Problem details >> Transcribe the listing word for word.
— BEGIN Entries —
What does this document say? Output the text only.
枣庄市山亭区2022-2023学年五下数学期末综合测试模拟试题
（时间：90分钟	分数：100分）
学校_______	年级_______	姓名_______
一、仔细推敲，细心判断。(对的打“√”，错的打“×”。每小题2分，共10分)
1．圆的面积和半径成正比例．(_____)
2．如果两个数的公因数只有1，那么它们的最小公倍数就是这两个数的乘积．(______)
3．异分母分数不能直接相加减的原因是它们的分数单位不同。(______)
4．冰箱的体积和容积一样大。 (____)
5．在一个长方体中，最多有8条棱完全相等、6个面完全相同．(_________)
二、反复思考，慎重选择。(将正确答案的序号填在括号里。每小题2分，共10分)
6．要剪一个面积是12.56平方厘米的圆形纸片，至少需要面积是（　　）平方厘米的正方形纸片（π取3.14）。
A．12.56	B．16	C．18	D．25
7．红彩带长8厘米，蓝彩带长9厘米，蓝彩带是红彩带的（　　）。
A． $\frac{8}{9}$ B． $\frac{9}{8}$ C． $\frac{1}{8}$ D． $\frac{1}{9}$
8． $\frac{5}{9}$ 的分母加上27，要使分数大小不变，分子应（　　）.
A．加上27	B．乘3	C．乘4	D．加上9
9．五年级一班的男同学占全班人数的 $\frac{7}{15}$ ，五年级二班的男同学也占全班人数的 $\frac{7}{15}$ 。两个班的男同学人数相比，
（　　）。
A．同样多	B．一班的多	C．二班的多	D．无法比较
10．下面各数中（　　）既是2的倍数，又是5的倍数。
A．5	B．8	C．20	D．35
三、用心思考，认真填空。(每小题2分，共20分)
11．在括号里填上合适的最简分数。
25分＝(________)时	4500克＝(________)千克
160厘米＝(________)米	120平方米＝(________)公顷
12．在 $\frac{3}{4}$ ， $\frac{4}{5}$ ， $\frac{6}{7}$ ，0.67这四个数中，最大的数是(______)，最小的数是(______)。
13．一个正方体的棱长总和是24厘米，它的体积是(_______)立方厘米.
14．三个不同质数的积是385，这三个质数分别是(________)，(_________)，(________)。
— END Entries —
Completed exercise >>
What does this document say? Output the text only.
枣庄市山亭区2022-2023学年五下数学期末综合测试模拟试题
（时间：90分钟	分数：100分）
学校_______	年级_______	姓名_______
一、仔细推敲，细心判断。(对的打“√”，错的打“×”。每小题2分，共10分)
1．圆的面积和半径成正比例．(_____)
2．如果两个数的公因数只有1，那么它们的最小公倍数就是这两个数的乘积．(______)
3．异分母分数不能直接相加减的原因是它们的分数单位不同。(______)
4．冰箱的体积和容积一样大。 (____)
5．在一个长方体中，最多有8条棱完全相等、6个面完全相同．(_________)
二、反复思考，慎重选择。(将正确答案的序号填在括号里。每小题2分，共10分)
6．要剪一个面积是12.56平方厘米的圆形纸片，至少需要面积是（　　）平方厘米的正方形纸片（π取3.14）。
A．12.56	B．16	C．18	D．25
7．红彩带长8厘米，蓝彩带长9厘米，蓝彩带是红彩带的（　　）。
A． $\frac{8}{9}$ B． $\frac{9}{8}$ C． $\frac{1}{8}$ D． $\frac{1}{9}$
8． $\frac{5}{9}$ 的分母加上27，要使分数大小不变，分子应（　　）.
A．加上27	B．乘3	C．乘4	D．加上9
9．五年级一班的男同学占全班人数的 $\frac{7}{15}$ ，五年级二班的男同学也占全班人数的 $\frac{7}{15}$ 。两个班的男同学人数相比，
（　　）。
A．同样多	B．一班的多	C．二班的多	D．无法比较
10．下面各数中（　　）既是2的倍数，又是5的倍数。
A．5	B．8	C．20	D．35
三、用心思考，认真填空。(每小题2分，共20分)
11．在括号里填上合适的最简分数。
25分＝(________)时	4500克＝(________)千克
160厘米＝(________)米	120平方米＝(________)公顷
12．在 $\frac{3}{4}$ ， $\frac{4}{5}$ ， $\frac{6}{7}$ ，0.67这四个数中，最大的数是(______)，最小的数是(______)。
13．一个正方体的棱长总和是24厘米，它的体积是(_______)立方厘米.
14．三个不同质数的积是385，这三个质数分别是(________)，(_________)，(________)。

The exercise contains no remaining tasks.